__DIRECTIONS__
Reproduce the listing word for word. Skip any image.
▬▬▬
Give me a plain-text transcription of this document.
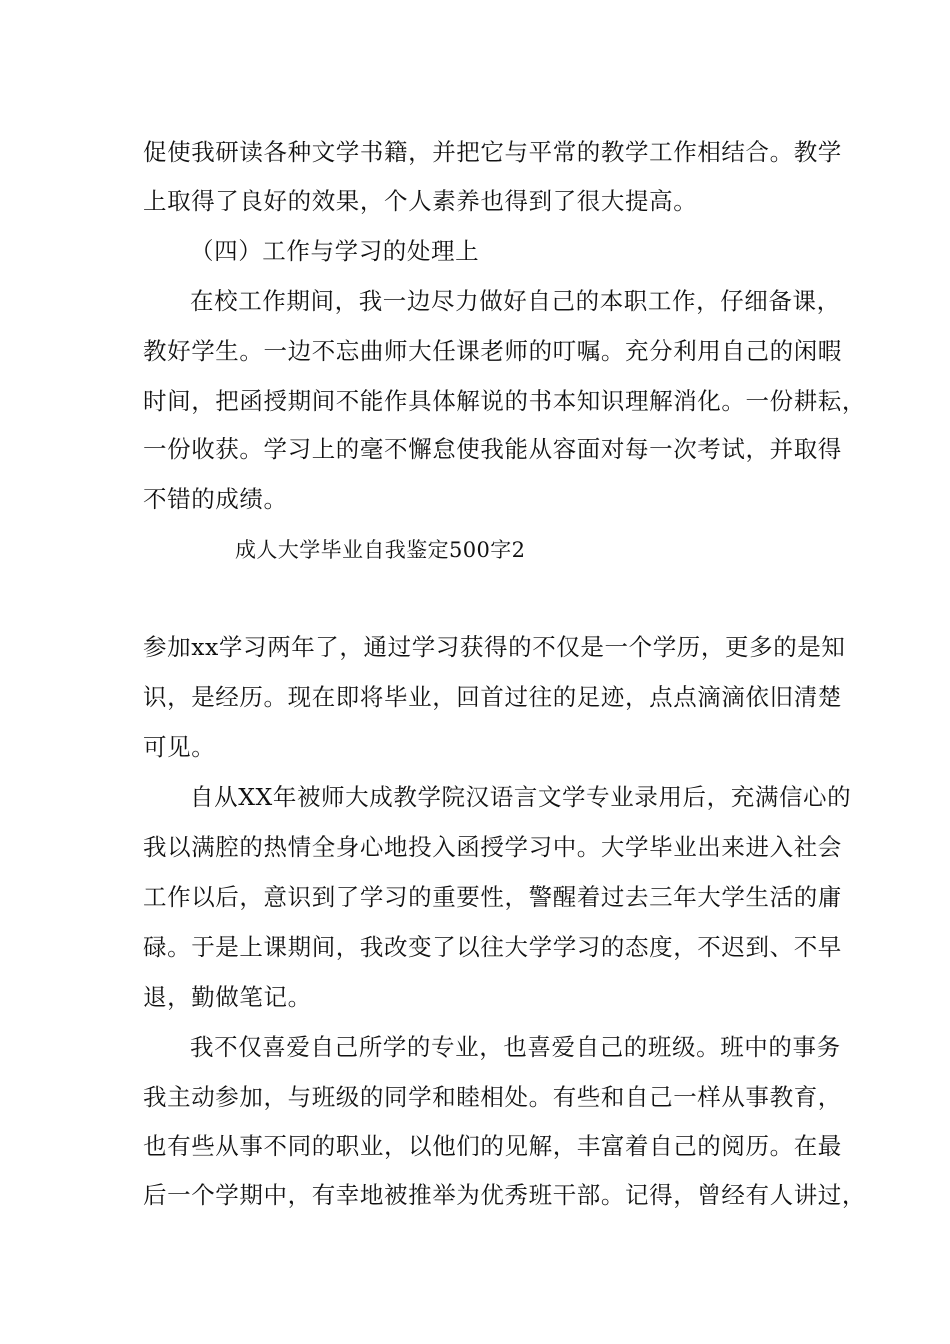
促使我研读各种文学书籍，并把它与平常的教学工作相结合。教学
上取得了良好的效果，个人素养也得到了很大提高。
（四）工作与学习的处理上
在校工作期间，我一边尽力做好自己的本职工作，仔细备课，
教好学生。一边不忘曲师大任课老师的叮嘱。充分利用自己的闲暇
时间，把函授期间不能作具体解说的书本知识理解消化。一份耕耘，
一份收获。学习上的毫不懈怠使我能从容面对每一次考试，并取得
不错的成绩。
成人大学毕业自我鉴定500字2
参加xx学习两年了，通过学习获得的不仅是一个学历，更多的是知
识，是经历。现在即将毕业，回首过往的足迹，点点滴滴依旧清楚
可见。
自从XX年被师大成教学院汉语言文学专业录用后，充满信心的
我以满腔的热情全身心地投入函授学习中。大学毕业出来进入社会
工作以后，意识到了学习的重要性，警醒着过去三年大学生活的庸
碌。于是上课期间，我改变了以往大学学习的态度，不迟到、不早
退，勤做笔记。
我不仅喜爱自己所学的专业，也喜爱自己的班级。班中的事务
我主动参加，与班级的同学和睦相处。有些和自己一样从事教育，
也有些从事不同的职业，以他们的见解，丰富着自己的阅历。在最
后一个学期中，有幸地被推举为优秀班干部。记得，曾经有人讲过，
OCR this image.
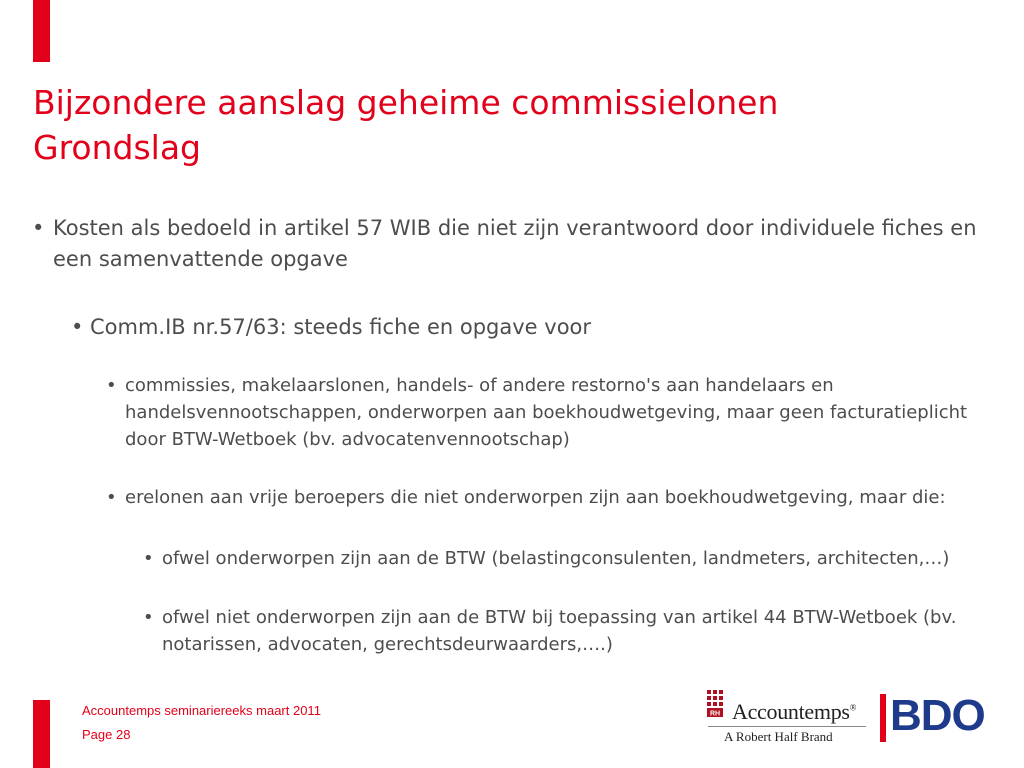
Bijzondere aanslag geheime commissielonen
Grondslag
• Kosten als bedoeld in artikel 57 WIB die niet zijn verantwoord door individuele fiches en een samenvattende opgave
• Comm.IB nr.57/63: steeds fiche en opgave voor
• commissies, makelaarslonen, handels- of andere restorno's aan handelaars en handelsvennootschappen, onderworpen aan boekhoudwetgeving, maar geen facturatieplicht door BTW-Wetboek (bv. advocatenvennootschap)
• erelonen aan vrije beroepers die niet onderworpen zijn aan boekhoudwetgeving, maar die:
• ofwel onderworpen zijn aan de BTW (belastingconsulenten, landmeters, architecten,…)
• ofwel niet onderworpen zijn aan de BTW bij toepassing van artikel 44 BTW-Wetboek (bv. notarissen, advocaten, gerechtsdeurwaarders,….)
Accountemps seminariereeks maart 2011
Page 28
RH Accountemps®
A Robert Half Brand BDO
▬▬▬
__CORRECT RESPONSE__
Give me a plain-text transcription of this document.
促使我研读各种文学书籍，并把它与平常的教学工作相结合。教学
上取得了良好的效果，个人素养也得到了很大提高。
（四）工作与学习的处理上
在校工作期间，我一边尽力做好自己的本职工作，仔细备课，
教好学生。一边不忘曲师大任课老师的叮嘱。充分利用自己的闲暇
时间，把函授期间不能作具体解说的书本知识理解消化。一份耕耘，
一份收获。学习上的毫不懈怠使我能从容面对每一次考试，并取得
不错的成绩。
成人大学毕业自我鉴定500字2
参加xx学习两年了，通过学习获得的不仅是一个学历，更多的是知
识，是经历。现在即将毕业，回首过往的足迹，点点滴滴依旧清楚
可见。
自从XX年被师大成教学院汉语言文学专业录用后，充满信心的
我以满腔的热情全身心地投入函授学习中。大学毕业出来进入社会
工作以后，意识到了学习的重要性，警醒着过去三年大学生活的庸
碌。于是上课期间，我改变了以往大学学习的态度，不迟到、不早
退，勤做笔记。
我不仅喜爱自己所学的专业，也喜爱自己的班级。班中的事务
我主动参加，与班级的同学和睦相处。有些和自己一样从事教育，
也有些从事不同的职业，以他们的见解，丰富着自己的阅历。在最
后一个学期中，有幸地被推举为优秀班干部。记得，曾经有人讲过，
OCR this image.
Bijzondere aanslag geheime commissielonen
Grondslag
• Kosten als bedoeld in artikel 57 WIB die niet zijn verantwoord door individuele fiches en een samenvattende opgave
• Comm.IB nr.57/63: steeds fiche en opgave voor
• commissies, makelaarslonen, handels- of andere restorno's aan handelaars en handelsvennootschappen, onderworpen aan boekhoudwetgeving, maar geen facturatieplicht door BTW-Wetboek (bv. advocatenvennootschap)
• erelonen aan vrije beroepers die niet onderworpen zijn aan boekhoudwetgeving, maar die:
• ofwel onderworpen zijn aan de BTW (belastingconsulenten, landmeters, architecten,…)
• ofwel niet onderworpen zijn aan de BTW bij toepassing van artikel 44 BTW-Wetboek (bv. notarissen, advocaten, gerechtsdeurwaarders,….)
Accountemps seminariereeks maart 2011
Page 28
RH Accountemps®
A Robert Half Brand BDO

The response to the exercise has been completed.